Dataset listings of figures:

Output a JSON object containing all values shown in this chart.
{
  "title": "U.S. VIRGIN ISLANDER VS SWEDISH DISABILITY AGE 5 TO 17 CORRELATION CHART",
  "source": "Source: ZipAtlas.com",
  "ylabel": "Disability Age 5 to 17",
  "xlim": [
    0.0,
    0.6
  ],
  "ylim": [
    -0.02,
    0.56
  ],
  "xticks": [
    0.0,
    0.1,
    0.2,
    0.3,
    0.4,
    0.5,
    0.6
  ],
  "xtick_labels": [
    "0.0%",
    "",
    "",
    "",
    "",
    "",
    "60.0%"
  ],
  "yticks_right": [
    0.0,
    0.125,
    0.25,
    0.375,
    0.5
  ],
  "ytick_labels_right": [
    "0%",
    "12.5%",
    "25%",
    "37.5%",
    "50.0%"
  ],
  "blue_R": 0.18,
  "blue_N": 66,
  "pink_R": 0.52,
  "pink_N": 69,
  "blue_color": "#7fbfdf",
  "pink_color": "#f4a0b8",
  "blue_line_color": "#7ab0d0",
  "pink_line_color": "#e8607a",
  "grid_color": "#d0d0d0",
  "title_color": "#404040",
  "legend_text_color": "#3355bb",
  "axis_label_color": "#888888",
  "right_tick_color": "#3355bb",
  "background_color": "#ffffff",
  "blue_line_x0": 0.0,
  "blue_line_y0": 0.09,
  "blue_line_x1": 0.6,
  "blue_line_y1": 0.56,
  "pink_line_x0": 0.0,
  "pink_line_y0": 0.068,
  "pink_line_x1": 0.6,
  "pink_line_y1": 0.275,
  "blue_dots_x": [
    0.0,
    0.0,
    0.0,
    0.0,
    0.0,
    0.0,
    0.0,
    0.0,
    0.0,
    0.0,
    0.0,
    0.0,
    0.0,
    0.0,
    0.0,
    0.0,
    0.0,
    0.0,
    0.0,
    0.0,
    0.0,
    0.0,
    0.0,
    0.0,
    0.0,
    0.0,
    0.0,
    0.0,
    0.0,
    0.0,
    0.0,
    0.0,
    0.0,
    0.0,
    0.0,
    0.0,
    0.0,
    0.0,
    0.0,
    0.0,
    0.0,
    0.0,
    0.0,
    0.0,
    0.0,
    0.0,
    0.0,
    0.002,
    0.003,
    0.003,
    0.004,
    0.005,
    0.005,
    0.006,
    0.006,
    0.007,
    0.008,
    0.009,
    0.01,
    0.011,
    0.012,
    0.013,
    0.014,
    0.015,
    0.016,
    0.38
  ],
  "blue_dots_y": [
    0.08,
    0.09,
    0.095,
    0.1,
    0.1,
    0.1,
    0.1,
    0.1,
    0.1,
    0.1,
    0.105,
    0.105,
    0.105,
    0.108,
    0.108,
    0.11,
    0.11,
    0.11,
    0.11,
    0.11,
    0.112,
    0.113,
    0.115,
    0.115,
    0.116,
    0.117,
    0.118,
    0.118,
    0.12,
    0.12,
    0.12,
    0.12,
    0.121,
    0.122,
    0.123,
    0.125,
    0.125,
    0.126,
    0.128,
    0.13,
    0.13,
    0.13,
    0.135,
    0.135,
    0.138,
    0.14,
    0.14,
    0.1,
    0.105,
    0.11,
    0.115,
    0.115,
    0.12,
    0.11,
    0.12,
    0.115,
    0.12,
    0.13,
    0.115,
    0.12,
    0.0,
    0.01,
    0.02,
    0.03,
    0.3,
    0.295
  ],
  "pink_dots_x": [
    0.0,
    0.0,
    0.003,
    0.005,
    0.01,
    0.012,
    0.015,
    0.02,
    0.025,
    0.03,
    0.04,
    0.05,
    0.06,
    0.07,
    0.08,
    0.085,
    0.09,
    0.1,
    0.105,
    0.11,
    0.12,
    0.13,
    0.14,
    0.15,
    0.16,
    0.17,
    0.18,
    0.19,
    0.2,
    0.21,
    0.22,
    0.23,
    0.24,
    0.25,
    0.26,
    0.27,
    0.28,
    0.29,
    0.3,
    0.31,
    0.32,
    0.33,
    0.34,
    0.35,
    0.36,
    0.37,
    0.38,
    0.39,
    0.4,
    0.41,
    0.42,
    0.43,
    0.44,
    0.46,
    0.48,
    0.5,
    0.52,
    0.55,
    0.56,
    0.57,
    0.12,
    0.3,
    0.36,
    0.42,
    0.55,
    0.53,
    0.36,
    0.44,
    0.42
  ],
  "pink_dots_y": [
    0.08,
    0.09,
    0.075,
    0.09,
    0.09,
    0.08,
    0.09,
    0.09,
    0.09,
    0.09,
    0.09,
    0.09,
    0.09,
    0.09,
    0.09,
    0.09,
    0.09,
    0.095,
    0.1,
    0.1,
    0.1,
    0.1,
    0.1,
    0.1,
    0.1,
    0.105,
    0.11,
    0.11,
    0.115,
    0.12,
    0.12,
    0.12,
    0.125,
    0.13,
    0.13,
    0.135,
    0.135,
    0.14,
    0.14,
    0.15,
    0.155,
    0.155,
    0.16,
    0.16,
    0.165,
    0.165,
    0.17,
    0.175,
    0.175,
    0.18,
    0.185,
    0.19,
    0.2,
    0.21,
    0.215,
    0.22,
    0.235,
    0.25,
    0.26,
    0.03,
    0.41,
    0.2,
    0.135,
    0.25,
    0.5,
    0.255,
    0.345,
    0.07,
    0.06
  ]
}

▸ Brief:
Transcribe every entry exactly, omitting nothing.

▸ Task output:
Output a JSON object containing all values shown in this chart.
{
  "title": "U.S. VIRGIN ISLANDER VS SWEDISH DISABILITY AGE 5 TO 17 CORRELATION CHART",
  "source": "Source: ZipAtlas.com",
  "ylabel": "Disability Age 5 to 17",
  "xlim": [
    0.0,
    0.6
  ],
  "ylim": [
    -0.02,
    0.56
  ],
  "xticks": [
    0.0,
    0.1,
    0.2,
    0.3,
    0.4,
    0.5,
    0.6
  ],
  "xtick_labels": [
    "0.0%",
    "",
    "",
    "",
    "",
    "",
    "60.0%"
  ],
  "yticks_right": [
    0.0,
    0.125,
    0.25,
    0.375,
    0.5
  ],
  "ytick_labels_right": [
    "0%",
    "12.5%",
    "25%",
    "37.5%",
    "50.0%"
  ],
  "blue_R": 0.18,
  "blue_N": 66,
  "pink_R": 0.52,
  "pink_N": 69,
  "blue_color": "#7fbfdf",
  "pink_color": "#f4a0b8",
  "blue_line_color": "#7ab0d0",
  "pink_line_color": "#e8607a",
  "grid_color": "#d0d0d0",
  "title_color": "#404040",
  "legend_text_color": "#3355bb",
  "axis_label_color": "#888888",
  "right_tick_color": "#3355bb",
  "background_color": "#ffffff",
  "blue_line_x0": 0.0,
  "blue_line_y0": 0.09,
  "blue_line_x1": 0.6,
  "blue_line_y1": 0.56,
  "pink_line_x0": 0.0,
  "pink_line_y0": 0.068,
  "pink_line_x1": 0.6,
  "pink_line_y1": 0.275,
  "blue_dots_x": [
    0.0,
    0.0,
    0.0,
    0.0,
    0.0,
    0.0,
    0.0,
    0.0,
    0.0,
    0.0,
    0.0,
    0.0,
    0.0,
    0.0,
    0.0,
    0.0,
    0.0,
    0.0,
    0.0,
    0.0,
    0.0,
    0.0,
    0.0,
    0.0,
    0.0,
    0.0,
    0.0,
    0.0,
    0.0,
    0.0,
    0.0,
    0.0,
    0.0,
    0.0,
    0.0,
    0.0,
    0.0,
    0.0,
    0.0,
    0.0,
    0.0,
    0.0,
    0.0,
    0.0,
    0.0,
    0.0,
    0.0,
    0.002,
    0.003,
    0.003,
    0.004,
    0.005,
    0.005,
    0.006,
    0.006,
    0.007,
    0.008,
    0.009,
    0.01,
    0.011,
    0.012,
    0.013,
    0.014,
    0.015,
    0.016,
    0.38
  ],
  "blue_dots_y": [
    0.08,
    0.09,
    0.095,
    0.1,
    0.1,
    0.1,
    0.1,
    0.1,
    0.1,
    0.1,
    0.105,
    0.105,
    0.105,
    0.108,
    0.108,
    0.11,
    0.11,
    0.11,
    0.11,
    0.11,
    0.112,
    0.113,
    0.115,
    0.115,
    0.116,
    0.117,
    0.118,
    0.118,
    0.12,
    0.12,
    0.12,
    0.12,
    0.121,
    0.122,
    0.123,
    0.125,
    0.125,
    0.126,
    0.128,
    0.13,
    0.13,
    0.13,
    0.135,
    0.135,
    0.138,
    0.14,
    0.14,
    0.1,
    0.105,
    0.11,
    0.115,
    0.115,
    0.12,
    0.11,
    0.12,
    0.115,
    0.12,
    0.13,
    0.115,
    0.12,
    0.0,
    0.01,
    0.02,
    0.03,
    0.3,
    0.295
  ],
  "pink_dots_x": [
    0.0,
    0.0,
    0.003,
    0.005,
    0.01,
    0.012,
    0.015,
    0.02,
    0.025,
    0.03,
    0.04,
    0.05,
    0.06,
    0.07,
    0.08,
    0.085,
    0.09,
    0.1,
    0.105,
    0.11,
    0.12,
    0.13,
    0.14,
    0.15,
    0.16,
    0.17,
    0.18,
    0.19,
    0.2,
    0.21,
    0.22,
    0.23,
    0.24,
    0.25,
    0.26,
    0.27,
    0.28,
    0.29,
    0.3,
    0.31,
    0.32,
    0.33,
    0.34,
    0.35,
    0.36,
    0.37,
    0.38,
    0.39,
    0.4,
    0.41,
    0.42,
    0.43,
    0.44,
    0.46,
    0.48,
    0.5,
    0.52,
    0.55,
    0.56,
    0.57,
    0.12,
    0.3,
    0.36,
    0.42,
    0.55,
    0.53,
    0.36,
    0.44,
    0.42
  ],
  "pink_dots_y": [
    0.08,
    0.09,
    0.075,
    0.09,
    0.09,
    0.08,
    0.09,
    0.09,
    0.09,
    0.09,
    0.09,
    0.09,
    0.09,
    0.09,
    0.09,
    0.09,
    0.09,
    0.095,
    0.1,
    0.1,
    0.1,
    0.1,
    0.1,
    0.1,
    0.1,
    0.105,
    0.11,
    0.11,
    0.115,
    0.12,
    0.12,
    0.12,
    0.125,
    0.13,
    0.13,
    0.135,
    0.135,
    0.14,
    0.14,
    0.15,
    0.155,
    0.155,
    0.16,
    0.16,
    0.165,
    0.165,
    0.17,
    0.175,
    0.175,
    0.18,
    0.185,
    0.19,
    0.2,
    0.21,
    0.215,
    0.22,
    0.235,
    0.25,
    0.26,
    0.03,
    0.41,
    0.2,
    0.135,
    0.25,
    0.5,
    0.255,
    0.345,
    0.07,
    0.06
  ]
}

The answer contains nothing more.